## The problem
Comb the records below for the string "sodales" and copy each line where it turns up.

## Stored data
━━━━━━━━
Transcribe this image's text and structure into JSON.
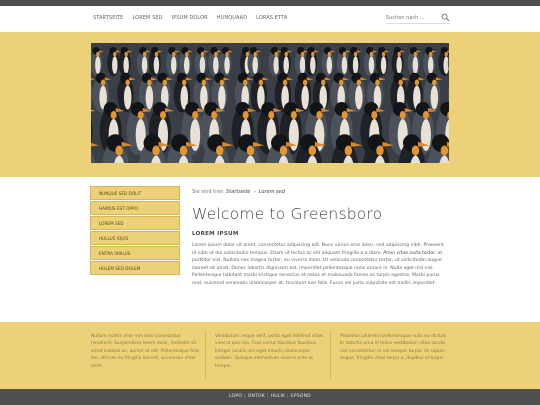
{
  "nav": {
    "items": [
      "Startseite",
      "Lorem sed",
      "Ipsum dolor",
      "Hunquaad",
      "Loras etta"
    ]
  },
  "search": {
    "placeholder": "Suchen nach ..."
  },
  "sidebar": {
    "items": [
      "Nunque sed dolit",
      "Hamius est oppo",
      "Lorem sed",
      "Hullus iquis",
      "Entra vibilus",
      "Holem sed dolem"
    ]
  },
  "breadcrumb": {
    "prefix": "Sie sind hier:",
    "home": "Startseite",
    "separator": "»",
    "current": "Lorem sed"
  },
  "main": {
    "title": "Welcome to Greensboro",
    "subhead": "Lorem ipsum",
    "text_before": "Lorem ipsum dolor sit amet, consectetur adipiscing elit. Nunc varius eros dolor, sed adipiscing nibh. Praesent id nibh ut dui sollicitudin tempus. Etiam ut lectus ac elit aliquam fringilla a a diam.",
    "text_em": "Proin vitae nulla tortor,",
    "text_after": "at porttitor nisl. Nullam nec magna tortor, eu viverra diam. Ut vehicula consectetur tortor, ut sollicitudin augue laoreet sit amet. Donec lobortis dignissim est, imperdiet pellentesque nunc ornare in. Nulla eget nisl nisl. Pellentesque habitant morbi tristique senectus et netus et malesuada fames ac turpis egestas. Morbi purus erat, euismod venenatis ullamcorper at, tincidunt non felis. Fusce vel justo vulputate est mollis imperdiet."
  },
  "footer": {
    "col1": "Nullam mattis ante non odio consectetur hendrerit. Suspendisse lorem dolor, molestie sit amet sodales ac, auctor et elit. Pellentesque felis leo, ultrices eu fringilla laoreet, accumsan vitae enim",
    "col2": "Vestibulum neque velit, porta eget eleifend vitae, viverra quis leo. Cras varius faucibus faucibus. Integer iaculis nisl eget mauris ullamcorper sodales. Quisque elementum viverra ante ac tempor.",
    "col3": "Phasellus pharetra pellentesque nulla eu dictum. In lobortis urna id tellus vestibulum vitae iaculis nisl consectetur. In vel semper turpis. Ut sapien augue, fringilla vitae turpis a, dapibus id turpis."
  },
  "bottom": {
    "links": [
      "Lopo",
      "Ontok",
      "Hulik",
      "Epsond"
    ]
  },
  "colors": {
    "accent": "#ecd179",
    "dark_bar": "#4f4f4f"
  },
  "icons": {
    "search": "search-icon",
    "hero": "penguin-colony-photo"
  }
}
━━━━━━━━
## Expected answer
    "col1": "Nullam mattis ante non odio consectetur hendrerit. Suspendisse lorem dolor, molestie sit amet sodales ac, auctor et elit. Pellentesque felis leo, ultrices eu fringilla laoreet, accumsan vitae enim",
    "col2": "Vestibulum neque velit, porta eget eleifend vitae, viverra quis leo. Cras varius faucibus faucibus. Integer iaculis nisl eget mauris ullamcorper sodales. Quisque elementum viverra ante ac tempor.",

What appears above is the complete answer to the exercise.